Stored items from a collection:
□ □ □ □ □ □ □
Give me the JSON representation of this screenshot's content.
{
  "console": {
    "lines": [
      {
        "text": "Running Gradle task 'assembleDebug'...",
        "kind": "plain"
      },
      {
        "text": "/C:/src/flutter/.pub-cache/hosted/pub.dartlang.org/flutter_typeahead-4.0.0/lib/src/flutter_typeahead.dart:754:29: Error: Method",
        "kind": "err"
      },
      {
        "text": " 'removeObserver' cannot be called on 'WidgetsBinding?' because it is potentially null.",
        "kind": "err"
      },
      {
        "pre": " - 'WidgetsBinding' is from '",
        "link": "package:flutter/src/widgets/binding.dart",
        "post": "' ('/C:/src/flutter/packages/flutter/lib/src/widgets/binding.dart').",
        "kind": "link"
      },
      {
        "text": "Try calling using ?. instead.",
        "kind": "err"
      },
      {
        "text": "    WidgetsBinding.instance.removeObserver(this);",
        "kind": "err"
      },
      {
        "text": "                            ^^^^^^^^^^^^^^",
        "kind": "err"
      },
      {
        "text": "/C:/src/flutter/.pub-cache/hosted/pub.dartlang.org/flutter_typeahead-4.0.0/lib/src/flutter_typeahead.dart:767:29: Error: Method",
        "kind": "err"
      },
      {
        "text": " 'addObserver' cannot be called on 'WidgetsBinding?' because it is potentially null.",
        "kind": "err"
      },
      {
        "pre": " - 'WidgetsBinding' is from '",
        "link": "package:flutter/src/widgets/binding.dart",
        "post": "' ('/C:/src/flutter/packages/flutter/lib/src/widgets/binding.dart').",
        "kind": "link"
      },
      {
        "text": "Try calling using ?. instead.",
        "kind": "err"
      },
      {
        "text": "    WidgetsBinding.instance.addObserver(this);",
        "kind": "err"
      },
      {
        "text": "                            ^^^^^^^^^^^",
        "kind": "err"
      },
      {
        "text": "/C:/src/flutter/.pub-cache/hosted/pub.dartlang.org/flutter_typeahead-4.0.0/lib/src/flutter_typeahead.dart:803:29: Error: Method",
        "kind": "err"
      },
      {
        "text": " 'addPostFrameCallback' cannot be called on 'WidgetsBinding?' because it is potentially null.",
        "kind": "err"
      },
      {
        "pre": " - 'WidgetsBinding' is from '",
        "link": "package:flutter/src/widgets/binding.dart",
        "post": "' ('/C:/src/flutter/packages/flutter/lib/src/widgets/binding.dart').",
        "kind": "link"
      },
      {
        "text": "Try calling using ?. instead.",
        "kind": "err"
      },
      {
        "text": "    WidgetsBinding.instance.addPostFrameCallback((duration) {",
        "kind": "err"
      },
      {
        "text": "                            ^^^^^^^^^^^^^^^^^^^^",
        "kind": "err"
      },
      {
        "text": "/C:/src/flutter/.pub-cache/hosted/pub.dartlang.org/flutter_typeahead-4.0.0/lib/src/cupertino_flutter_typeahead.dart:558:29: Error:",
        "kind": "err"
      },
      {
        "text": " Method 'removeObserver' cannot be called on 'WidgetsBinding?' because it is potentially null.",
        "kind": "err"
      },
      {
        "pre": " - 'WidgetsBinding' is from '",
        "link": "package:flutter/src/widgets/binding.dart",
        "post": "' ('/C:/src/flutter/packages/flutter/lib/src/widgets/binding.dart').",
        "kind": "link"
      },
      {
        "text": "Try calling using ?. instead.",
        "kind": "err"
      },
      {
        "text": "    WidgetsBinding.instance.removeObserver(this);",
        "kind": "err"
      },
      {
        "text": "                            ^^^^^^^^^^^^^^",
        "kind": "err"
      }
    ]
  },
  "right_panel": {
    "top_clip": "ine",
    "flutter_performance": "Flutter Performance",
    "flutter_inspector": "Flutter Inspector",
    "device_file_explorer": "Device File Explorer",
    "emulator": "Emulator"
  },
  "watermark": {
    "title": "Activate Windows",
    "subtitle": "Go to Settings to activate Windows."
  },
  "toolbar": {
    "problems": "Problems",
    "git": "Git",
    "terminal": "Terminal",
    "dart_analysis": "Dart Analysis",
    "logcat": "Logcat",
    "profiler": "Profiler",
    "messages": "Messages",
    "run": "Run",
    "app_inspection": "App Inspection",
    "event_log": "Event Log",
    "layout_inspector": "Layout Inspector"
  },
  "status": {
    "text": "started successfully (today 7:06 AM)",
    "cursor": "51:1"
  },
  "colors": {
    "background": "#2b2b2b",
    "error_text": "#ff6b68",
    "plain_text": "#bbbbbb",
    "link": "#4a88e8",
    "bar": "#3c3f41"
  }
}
□ □ □ □ □ □ □
Go through the material and copy out every line with "addObserver" in it.

Answer:
        "text": " 'addObserver' cannot be called on 'WidgetsBinding?' because it is potentially null.",
        "text": "    WidgetsBinding.instance.addObserver(this);",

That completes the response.